### Task:
Keep only the lines that hold the string "General", filtering out the rest of the entries below.

### Records shown:

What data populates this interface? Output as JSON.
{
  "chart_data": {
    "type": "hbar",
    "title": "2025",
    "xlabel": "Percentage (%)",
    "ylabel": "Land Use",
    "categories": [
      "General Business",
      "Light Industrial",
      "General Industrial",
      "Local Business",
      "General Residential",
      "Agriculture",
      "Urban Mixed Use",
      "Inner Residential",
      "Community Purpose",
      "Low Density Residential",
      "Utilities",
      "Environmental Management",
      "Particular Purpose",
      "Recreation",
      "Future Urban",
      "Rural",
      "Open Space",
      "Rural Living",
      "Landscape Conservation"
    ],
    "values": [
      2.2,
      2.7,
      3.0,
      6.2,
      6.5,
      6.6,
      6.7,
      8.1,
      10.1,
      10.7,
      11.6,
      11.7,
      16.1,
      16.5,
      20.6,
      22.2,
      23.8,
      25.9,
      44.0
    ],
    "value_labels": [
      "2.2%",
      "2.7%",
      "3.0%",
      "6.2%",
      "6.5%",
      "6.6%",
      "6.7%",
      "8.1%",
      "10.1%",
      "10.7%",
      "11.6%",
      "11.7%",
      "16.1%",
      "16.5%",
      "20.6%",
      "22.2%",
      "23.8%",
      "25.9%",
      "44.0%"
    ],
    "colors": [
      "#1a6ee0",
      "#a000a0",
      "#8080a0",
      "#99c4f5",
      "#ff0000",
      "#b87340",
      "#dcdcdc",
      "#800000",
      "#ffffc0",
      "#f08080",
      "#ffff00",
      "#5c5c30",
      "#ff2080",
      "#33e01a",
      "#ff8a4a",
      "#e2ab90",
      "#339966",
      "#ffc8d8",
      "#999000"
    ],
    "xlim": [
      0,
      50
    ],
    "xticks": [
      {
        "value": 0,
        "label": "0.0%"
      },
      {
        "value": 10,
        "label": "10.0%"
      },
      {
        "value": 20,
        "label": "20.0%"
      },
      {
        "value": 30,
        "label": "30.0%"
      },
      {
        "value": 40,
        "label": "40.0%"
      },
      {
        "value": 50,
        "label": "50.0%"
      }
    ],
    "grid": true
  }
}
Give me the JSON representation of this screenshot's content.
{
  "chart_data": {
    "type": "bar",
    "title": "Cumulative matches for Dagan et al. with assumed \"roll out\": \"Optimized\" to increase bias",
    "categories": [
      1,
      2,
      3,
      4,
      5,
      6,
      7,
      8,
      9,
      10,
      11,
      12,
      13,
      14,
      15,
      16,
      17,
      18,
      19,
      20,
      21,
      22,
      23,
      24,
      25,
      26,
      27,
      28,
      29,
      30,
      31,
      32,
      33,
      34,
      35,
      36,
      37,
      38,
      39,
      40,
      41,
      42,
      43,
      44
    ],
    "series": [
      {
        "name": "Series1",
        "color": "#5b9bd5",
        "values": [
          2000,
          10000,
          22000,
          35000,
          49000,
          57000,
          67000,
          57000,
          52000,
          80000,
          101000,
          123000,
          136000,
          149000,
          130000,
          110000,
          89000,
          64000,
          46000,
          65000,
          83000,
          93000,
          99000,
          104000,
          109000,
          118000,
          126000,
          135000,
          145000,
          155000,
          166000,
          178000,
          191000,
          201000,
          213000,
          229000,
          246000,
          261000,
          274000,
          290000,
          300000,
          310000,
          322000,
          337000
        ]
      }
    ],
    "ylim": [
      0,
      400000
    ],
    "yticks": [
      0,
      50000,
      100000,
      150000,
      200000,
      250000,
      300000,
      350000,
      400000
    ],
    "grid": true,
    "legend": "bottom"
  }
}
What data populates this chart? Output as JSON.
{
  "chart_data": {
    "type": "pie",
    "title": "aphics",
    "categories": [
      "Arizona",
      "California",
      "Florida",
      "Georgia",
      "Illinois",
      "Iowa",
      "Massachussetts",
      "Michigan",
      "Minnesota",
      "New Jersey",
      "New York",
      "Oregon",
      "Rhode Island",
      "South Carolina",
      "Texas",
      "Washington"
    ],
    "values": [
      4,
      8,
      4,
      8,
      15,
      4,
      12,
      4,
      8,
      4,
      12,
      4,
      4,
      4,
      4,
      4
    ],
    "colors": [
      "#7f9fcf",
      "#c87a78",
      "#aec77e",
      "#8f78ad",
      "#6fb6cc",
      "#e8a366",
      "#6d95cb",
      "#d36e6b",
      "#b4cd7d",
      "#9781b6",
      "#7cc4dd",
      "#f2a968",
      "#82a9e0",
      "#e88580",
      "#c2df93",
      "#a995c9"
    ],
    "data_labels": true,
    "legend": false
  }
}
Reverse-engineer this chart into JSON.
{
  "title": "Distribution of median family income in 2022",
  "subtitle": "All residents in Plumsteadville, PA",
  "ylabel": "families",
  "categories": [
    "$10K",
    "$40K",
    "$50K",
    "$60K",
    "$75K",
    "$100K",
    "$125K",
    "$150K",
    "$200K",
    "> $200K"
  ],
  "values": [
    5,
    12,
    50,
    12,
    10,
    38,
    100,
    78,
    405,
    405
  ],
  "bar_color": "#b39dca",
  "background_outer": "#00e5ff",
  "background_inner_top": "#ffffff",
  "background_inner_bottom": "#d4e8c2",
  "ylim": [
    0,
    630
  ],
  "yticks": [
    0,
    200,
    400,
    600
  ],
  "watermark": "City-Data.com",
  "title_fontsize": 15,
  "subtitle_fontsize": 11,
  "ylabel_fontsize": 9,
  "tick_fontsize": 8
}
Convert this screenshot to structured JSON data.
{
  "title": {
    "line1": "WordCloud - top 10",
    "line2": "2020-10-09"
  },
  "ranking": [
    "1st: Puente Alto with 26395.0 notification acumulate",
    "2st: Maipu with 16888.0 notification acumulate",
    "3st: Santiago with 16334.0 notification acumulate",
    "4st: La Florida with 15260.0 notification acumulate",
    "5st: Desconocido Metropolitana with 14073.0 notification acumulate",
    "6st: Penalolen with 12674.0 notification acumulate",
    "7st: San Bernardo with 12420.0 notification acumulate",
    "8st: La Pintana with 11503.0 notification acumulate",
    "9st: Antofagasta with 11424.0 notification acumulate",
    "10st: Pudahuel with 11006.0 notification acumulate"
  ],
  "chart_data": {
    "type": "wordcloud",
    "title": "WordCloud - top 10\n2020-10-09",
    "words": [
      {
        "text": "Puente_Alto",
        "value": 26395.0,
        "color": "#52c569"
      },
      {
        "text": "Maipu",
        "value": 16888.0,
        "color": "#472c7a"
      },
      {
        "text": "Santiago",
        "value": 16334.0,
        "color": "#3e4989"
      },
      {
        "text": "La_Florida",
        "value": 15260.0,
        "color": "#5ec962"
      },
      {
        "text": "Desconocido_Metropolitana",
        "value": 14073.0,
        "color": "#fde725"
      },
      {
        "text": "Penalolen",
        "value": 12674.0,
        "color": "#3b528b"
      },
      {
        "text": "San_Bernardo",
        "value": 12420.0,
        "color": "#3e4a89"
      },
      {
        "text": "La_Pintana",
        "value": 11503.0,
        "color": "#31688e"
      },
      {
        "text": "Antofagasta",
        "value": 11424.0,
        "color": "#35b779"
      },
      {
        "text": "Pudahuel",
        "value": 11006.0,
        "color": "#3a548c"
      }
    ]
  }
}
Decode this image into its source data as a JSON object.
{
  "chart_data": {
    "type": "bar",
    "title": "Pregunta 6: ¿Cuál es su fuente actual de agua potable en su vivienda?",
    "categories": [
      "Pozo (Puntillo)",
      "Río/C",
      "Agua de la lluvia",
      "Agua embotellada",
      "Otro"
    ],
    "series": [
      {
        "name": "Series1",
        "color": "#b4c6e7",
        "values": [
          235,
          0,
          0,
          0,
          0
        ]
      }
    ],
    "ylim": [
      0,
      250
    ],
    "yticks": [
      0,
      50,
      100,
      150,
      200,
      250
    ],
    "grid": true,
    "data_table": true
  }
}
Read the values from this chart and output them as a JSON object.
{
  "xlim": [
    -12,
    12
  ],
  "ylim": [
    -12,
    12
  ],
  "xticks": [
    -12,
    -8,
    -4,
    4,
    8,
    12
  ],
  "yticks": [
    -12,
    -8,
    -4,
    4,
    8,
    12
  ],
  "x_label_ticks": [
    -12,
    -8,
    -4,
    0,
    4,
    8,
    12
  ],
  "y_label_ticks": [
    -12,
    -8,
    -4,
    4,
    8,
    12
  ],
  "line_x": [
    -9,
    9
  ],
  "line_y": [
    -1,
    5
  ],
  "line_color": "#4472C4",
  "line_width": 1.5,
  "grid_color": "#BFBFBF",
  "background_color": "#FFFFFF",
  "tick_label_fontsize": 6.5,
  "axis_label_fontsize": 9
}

### Output below:
      "General Business",
      "General Industrial",
      "General Residential",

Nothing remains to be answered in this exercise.